Fragmento del texto »

========================

Cada uno tiene derecho a exaltar a quien quiera, sea una persona de paz o un sanguinario asesino. Como ocurre con Hitler, Franco, Mao o Pinochet, quien los quiera recordar como seres excepcionales, allá ellos. Hay ingenuos que tienen en sus casas imágenes falsamente sacras de cuestionables personajes como Pablo Escobar o el presi (dente, diario) eterno sin ninguna vergüenza, exhibiéndolos con orgullo, insensibles a sus maldades y daños generados.
Las Farc, cuando fueron guerrilla, llegaron a ser tan poderosas que hasta pusieron presidentes. Sin duda, son las culpables de que la izquierda, los progresistas y socialdemócratas colombianos carguen el sambenito de ser “comunistas”, “expropiadores”, “asesinos”; epítetos que son difíciles de cambiar porque para los ignorantes es fueron iguales Carlos Gaviria y Raúl Reyes.
Con su actuar, la extinta guerrilla se encargó de direccionar a la opinión pública a favor de uno u otro candidato. Desde Belisario Betancur, quien deseó firmar la paz muy en contra de los militares, empresarios y políticos de la época, pasando por Virgilio Barco, quien intentó el diálogo y la desmovilización, pero solo un puñado de guerrillas menos poderosas entendió que la Guerra Fría y la combinación de todas las formas de lucha eran caducas, que podrían cambiar el país desde la actividad política. Pagaron con su sangre y la aniquilación física ese sueño, pero no volvieron a las armas. Mantuvieron la palabra.

========================

Registros en estudio »
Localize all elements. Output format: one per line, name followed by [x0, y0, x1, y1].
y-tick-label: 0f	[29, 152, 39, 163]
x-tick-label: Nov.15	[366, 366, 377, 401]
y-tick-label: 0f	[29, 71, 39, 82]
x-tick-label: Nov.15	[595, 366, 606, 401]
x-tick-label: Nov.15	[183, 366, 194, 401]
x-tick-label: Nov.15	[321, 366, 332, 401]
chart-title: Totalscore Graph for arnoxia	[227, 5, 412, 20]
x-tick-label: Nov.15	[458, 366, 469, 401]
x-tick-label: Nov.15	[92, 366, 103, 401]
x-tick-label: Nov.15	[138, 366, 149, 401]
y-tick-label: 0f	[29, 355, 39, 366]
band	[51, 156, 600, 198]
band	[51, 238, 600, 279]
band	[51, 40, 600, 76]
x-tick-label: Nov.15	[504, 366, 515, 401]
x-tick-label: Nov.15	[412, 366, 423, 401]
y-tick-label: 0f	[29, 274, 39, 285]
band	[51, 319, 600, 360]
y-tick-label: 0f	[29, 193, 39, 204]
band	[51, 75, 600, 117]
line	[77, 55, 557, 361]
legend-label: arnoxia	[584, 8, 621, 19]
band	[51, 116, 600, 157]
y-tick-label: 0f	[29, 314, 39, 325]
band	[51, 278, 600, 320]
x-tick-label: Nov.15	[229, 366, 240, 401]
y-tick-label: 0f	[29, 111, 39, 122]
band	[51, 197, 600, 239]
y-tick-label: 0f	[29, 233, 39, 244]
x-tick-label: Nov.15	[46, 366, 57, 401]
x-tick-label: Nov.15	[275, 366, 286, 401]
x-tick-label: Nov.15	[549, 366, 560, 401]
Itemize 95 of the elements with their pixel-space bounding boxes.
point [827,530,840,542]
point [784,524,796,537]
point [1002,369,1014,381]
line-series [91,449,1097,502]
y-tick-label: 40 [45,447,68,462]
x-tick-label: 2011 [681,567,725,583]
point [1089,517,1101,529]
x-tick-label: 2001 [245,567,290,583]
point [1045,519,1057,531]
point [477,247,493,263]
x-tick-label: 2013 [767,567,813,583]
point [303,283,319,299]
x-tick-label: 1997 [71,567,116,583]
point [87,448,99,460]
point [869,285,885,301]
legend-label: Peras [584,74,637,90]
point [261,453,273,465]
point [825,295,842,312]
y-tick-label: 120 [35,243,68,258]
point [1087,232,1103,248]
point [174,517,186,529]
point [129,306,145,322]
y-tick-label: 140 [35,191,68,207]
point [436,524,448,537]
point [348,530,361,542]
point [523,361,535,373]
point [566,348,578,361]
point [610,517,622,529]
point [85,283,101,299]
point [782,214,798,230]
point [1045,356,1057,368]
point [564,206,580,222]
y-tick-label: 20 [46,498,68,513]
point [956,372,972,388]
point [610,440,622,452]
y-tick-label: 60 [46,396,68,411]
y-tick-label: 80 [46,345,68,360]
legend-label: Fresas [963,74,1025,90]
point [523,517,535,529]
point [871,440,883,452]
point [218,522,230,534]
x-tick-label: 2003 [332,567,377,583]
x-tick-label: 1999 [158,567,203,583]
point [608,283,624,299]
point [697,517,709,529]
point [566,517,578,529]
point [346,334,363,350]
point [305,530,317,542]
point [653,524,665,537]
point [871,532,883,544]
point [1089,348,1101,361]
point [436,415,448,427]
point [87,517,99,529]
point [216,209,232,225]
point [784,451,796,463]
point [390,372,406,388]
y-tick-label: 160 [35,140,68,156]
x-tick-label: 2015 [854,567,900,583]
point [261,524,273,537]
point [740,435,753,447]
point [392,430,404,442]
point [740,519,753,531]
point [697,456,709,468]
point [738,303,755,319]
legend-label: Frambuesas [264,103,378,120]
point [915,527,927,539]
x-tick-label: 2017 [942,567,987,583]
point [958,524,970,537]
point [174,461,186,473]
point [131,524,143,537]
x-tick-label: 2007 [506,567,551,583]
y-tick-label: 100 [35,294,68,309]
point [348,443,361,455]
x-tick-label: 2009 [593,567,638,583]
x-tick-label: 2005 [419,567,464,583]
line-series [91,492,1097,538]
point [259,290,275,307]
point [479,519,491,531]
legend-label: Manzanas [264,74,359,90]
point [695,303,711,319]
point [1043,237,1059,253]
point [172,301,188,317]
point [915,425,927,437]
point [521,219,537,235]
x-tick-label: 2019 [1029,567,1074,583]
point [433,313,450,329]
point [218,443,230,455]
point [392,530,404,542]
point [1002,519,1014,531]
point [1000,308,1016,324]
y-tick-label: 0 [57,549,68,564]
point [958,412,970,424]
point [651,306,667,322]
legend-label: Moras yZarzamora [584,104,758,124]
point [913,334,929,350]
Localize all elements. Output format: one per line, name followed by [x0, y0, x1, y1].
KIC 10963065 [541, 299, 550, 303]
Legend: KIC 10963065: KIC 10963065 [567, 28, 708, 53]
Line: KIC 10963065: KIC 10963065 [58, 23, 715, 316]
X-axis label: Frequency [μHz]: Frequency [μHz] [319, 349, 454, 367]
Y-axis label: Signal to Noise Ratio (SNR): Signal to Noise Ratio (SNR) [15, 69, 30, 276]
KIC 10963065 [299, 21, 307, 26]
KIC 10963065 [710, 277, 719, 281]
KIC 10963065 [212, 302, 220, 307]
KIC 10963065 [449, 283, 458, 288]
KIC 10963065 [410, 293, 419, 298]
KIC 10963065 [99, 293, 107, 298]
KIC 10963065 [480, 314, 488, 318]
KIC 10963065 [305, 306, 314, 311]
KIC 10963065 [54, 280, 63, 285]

========================

Consignas »
**A.** Reproduce del texto sobre las Farc todo lo que va desde “Cada uno tiene” hasta “y Raúl Reyes.”.
**B.** En el texto sobre las Farc, ¿qué razón explica que un puñado de guerrillas menos poderosas aceptara el diálogo y la desmovilización en la época de Virgilio Barco?
Los registros no intervienen en esto.

Respuestas »
**A.**
Cada uno tiene derecho a exaltar a quien quiera, sea una persona de paz o un sanguinario asesino. Como ocurre con Hitler, Franco, Mao o Pinochet, quien los quiera recordar como seres excepcionales, allá ellos. Hay ingenuos que tienen en sus casas imágenes falsamente sacras de cuestionables personajes como Pablo Escobar o el presi (dente, diario) eterno sin ninguna vergüenza, exhibiéndolos con orgullo, insensibles a sus maldades y daños generados.
Las Farc, cuando fueron guerrilla, llegaron a ser tan poderosas que hasta pusieron presidentes. Sin duda, son las culpables de que la izquierda, los progresistas y socialdemócratas colombianos carguen el sambenito de ser “comunistas”, “expropiadores”, “asesinos”; epítetos que son difíciles de cambiar porque para los ignorantes es fueron iguales Carlos Gaviria y Raúl Reyes.

**B.** Esas guerrillas entendieron que la Guerra Fría y la combinación de todas las formas de lucha eran caducas. También comprendieron que podían cambiar el país desde la actividad política.